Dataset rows

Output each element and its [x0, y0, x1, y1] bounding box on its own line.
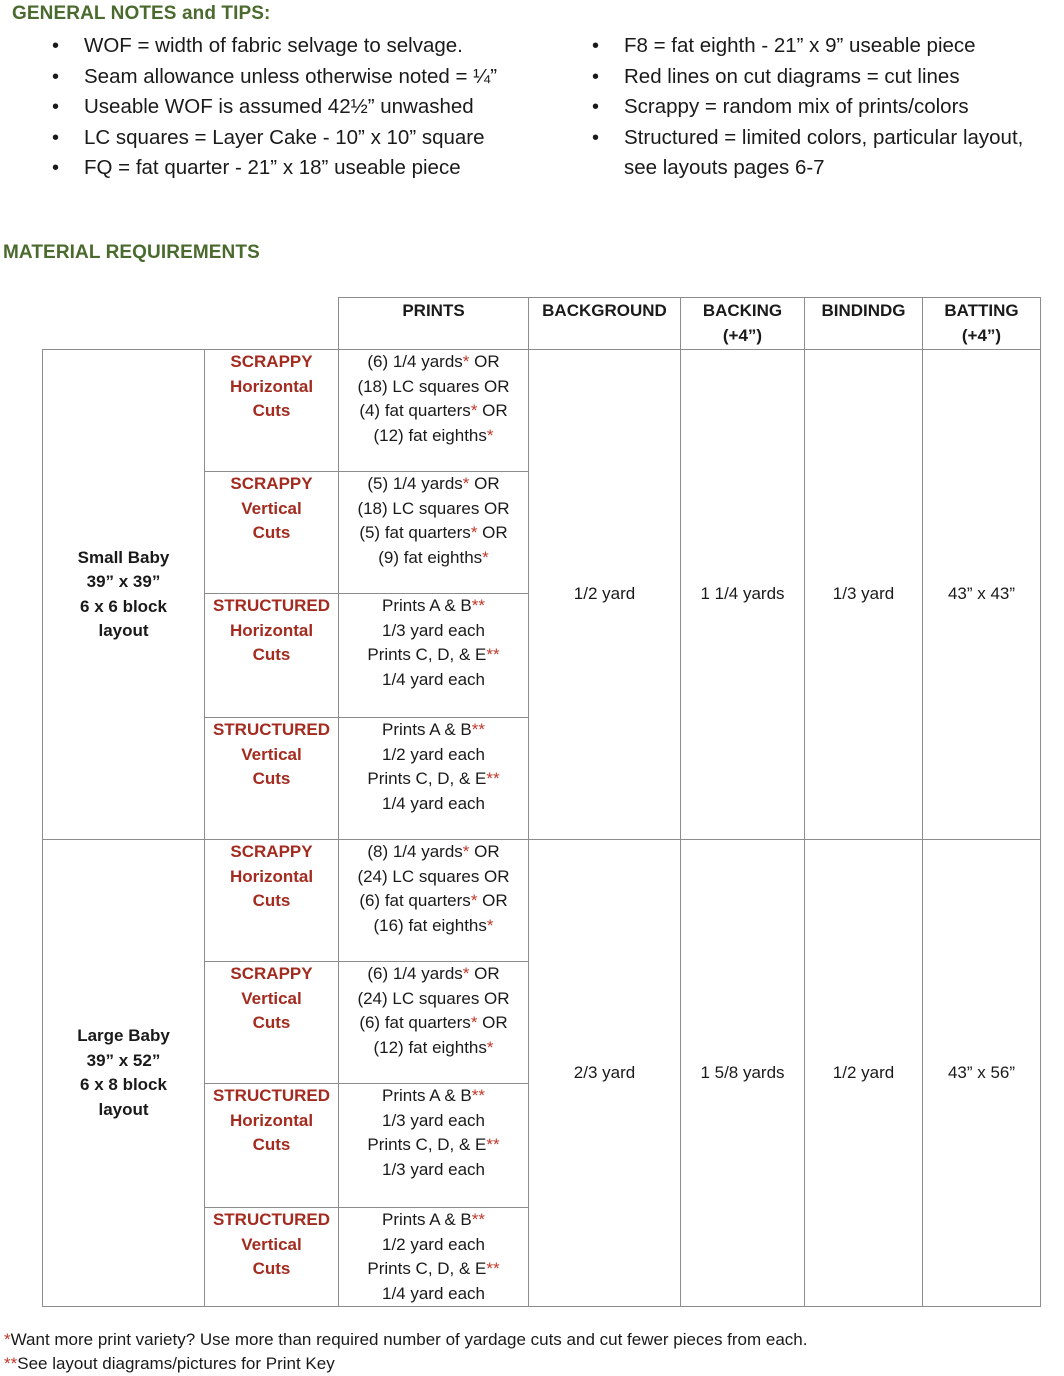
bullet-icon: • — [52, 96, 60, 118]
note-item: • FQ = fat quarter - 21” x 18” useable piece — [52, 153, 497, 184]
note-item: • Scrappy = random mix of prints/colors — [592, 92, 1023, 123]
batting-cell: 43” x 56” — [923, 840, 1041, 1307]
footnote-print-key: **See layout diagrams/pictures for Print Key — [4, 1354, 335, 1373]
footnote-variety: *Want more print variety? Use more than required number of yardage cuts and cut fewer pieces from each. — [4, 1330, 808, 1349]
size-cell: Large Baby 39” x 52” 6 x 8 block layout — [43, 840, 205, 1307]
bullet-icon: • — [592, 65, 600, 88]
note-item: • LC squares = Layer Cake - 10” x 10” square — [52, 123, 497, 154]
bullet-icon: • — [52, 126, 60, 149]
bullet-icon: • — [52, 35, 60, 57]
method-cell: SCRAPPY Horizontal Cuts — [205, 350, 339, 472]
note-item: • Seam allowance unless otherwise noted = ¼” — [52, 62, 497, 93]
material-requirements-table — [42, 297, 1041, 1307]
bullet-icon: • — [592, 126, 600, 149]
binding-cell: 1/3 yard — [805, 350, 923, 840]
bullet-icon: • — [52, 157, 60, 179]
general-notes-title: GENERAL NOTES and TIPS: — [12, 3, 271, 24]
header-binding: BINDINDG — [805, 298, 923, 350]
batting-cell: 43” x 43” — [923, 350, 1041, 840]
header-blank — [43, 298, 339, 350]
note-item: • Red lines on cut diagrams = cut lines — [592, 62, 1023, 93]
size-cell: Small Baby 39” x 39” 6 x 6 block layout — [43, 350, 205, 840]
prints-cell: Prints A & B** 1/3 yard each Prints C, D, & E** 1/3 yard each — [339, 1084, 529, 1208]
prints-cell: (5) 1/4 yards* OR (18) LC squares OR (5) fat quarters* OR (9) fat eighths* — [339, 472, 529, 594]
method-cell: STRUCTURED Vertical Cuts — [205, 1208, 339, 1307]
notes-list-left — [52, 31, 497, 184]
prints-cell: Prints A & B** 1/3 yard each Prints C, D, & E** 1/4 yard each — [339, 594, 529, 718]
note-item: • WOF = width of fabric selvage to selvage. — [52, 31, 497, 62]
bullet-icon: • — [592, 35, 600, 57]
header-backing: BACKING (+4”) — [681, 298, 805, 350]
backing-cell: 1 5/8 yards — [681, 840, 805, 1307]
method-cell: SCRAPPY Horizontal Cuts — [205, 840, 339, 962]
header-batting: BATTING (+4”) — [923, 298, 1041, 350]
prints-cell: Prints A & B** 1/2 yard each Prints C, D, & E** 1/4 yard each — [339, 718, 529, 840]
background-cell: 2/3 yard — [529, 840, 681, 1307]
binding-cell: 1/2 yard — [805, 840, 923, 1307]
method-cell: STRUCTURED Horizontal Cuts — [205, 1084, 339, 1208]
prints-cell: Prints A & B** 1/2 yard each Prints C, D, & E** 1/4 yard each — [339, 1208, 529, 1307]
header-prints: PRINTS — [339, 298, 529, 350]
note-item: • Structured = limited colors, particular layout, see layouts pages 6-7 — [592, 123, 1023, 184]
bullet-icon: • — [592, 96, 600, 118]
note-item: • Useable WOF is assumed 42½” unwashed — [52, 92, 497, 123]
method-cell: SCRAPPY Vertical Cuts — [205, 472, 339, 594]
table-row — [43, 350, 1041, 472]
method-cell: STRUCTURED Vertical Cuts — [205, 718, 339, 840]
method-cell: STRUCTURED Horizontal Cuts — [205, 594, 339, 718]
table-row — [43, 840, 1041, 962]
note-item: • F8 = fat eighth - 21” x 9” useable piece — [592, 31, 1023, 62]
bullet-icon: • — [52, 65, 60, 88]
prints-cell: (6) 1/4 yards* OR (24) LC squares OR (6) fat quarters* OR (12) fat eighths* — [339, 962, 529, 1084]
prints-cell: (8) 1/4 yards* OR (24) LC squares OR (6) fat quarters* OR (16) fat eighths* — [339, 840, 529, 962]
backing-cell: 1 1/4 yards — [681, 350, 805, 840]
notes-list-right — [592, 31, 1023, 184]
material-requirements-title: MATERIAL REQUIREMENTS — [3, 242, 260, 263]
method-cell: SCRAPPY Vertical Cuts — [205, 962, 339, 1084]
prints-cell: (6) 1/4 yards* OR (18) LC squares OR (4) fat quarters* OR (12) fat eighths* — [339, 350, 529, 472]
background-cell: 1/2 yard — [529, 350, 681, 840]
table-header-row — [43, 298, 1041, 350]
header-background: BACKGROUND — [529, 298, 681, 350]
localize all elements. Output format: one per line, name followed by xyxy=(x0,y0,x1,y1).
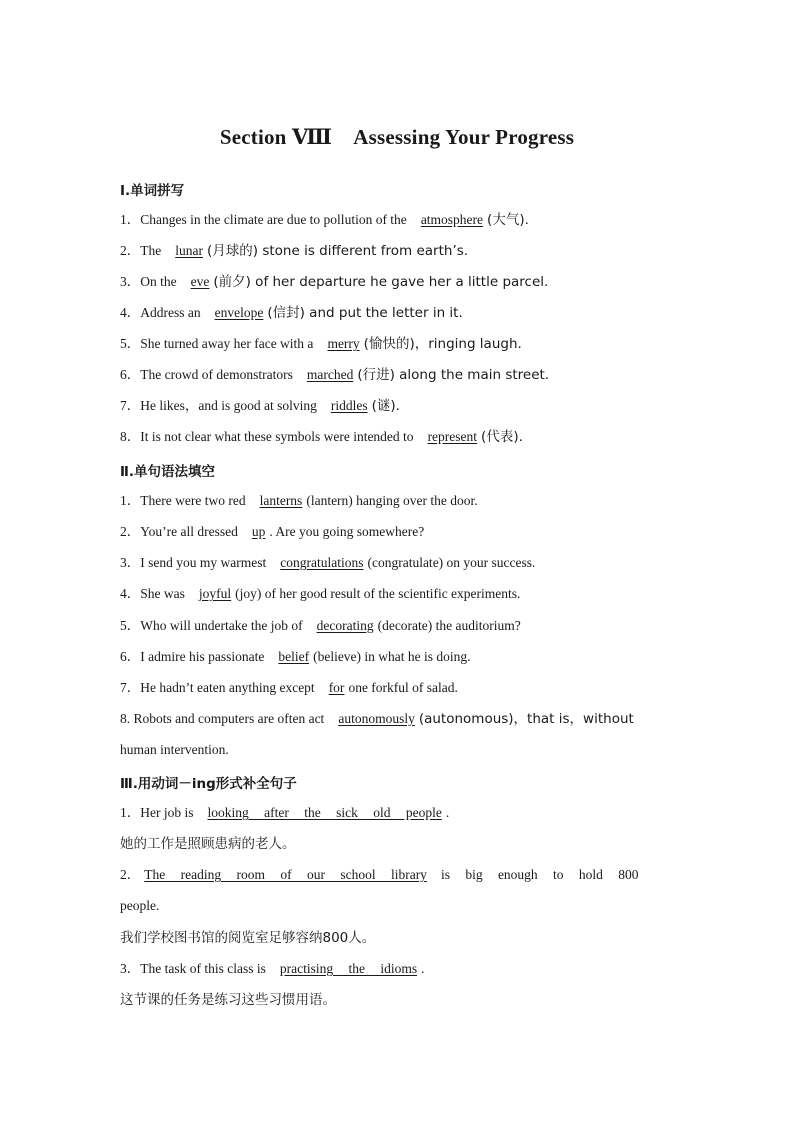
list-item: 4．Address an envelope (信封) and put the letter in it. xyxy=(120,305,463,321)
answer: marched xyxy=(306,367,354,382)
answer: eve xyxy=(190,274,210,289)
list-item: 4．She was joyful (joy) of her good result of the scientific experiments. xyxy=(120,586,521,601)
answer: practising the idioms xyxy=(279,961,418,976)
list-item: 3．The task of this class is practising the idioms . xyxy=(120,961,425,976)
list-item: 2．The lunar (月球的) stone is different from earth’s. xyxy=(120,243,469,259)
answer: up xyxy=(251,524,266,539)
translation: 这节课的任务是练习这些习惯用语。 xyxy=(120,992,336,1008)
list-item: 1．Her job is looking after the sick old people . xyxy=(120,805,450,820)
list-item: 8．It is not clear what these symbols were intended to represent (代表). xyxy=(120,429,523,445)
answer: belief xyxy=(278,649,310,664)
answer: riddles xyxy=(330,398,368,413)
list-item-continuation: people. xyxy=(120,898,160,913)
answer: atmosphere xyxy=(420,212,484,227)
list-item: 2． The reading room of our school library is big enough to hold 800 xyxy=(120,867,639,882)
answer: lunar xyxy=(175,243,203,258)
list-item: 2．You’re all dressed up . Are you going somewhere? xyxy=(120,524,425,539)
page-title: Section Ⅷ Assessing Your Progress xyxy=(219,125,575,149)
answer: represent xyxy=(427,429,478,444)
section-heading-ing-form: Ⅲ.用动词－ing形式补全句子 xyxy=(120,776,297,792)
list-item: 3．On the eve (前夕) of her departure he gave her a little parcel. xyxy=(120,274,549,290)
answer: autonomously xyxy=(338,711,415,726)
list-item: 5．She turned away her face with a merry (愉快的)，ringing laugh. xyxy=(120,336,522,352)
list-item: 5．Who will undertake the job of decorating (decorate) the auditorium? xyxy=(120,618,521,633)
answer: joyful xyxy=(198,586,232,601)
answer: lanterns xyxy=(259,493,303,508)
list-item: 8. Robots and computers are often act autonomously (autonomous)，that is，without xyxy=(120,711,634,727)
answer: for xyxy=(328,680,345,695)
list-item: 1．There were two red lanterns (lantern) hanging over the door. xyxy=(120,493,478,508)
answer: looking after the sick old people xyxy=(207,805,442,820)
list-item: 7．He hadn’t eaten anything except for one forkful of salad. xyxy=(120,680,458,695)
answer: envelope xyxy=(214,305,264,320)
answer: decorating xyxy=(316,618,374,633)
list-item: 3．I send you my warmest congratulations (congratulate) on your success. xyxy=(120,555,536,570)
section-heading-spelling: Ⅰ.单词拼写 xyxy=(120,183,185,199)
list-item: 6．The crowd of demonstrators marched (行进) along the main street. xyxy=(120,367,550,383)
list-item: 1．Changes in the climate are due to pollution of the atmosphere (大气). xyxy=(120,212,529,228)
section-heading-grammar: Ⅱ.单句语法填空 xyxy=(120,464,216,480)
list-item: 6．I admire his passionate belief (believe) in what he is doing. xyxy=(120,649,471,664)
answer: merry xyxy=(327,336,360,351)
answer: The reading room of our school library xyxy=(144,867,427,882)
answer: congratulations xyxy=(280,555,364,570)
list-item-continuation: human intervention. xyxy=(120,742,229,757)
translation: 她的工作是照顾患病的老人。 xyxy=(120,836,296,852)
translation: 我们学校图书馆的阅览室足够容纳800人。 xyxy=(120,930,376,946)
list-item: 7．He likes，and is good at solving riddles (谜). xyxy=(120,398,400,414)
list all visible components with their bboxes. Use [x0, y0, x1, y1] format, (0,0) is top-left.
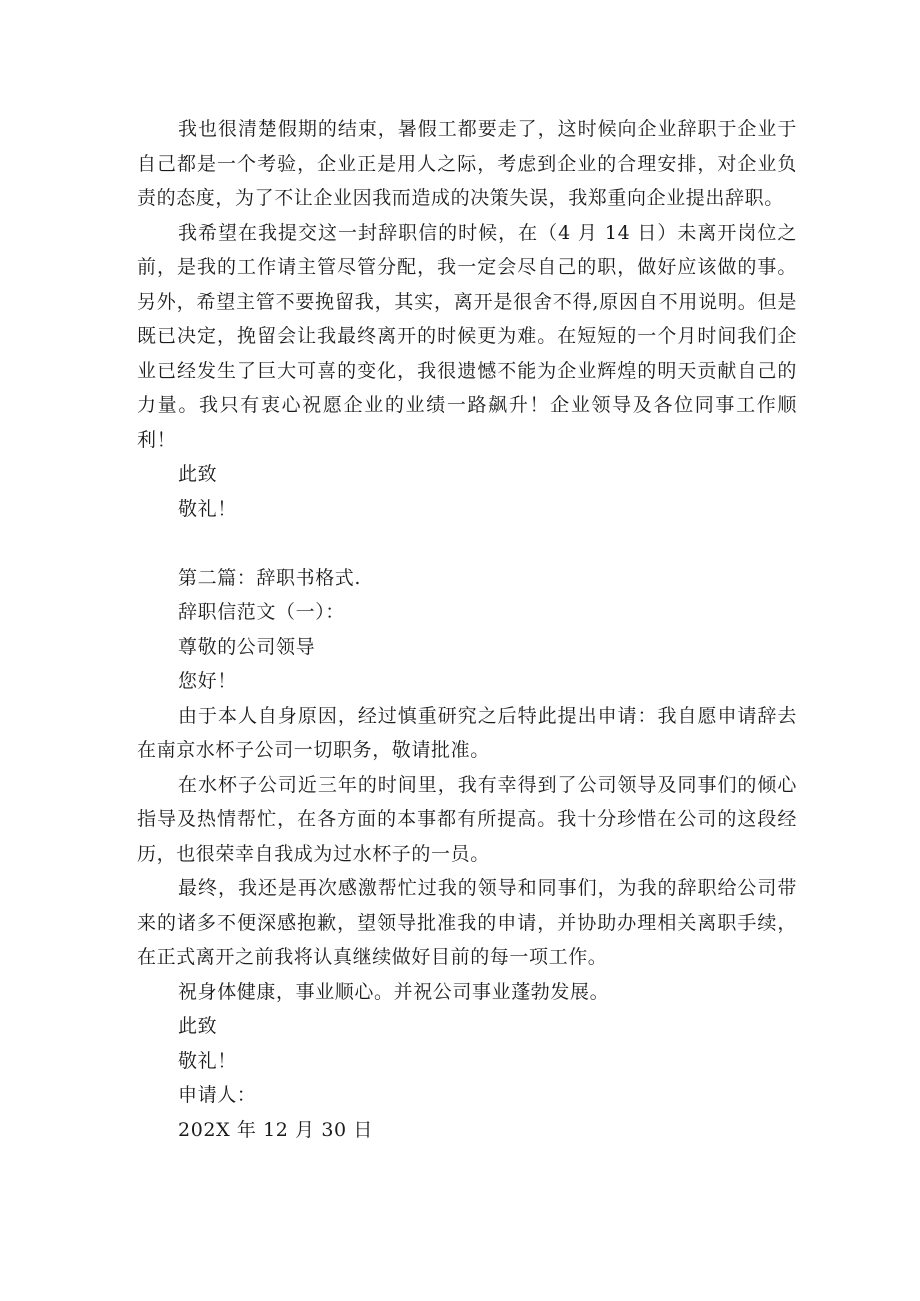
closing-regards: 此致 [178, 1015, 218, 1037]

◆ **EXERCISE INSTRUCTIONS**: Can you reproduce word for word every line in the records above, from the line containing "list-item: 4．Address an" down to the line containing "list-item: 3．The task", including both of those lines?

◆ **SOLUTION TO THIS PROBLEM**:
list-item: 4．Address an envelope (信封) and put the letter in it. xyxy=(120,305,463,321)
answer: marched xyxy=(306,367,354,382)
answer: eve xyxy=(190,274,210,289)
list-item: 4．She was joyful (joy) of her good result of the scientific experiments. xyxy=(120,586,521,601)
answer: practising the idioms xyxy=(279,961,418,976)
list-item: 3．The task of this class is practising the idioms . xyxy=(120,961,425,976)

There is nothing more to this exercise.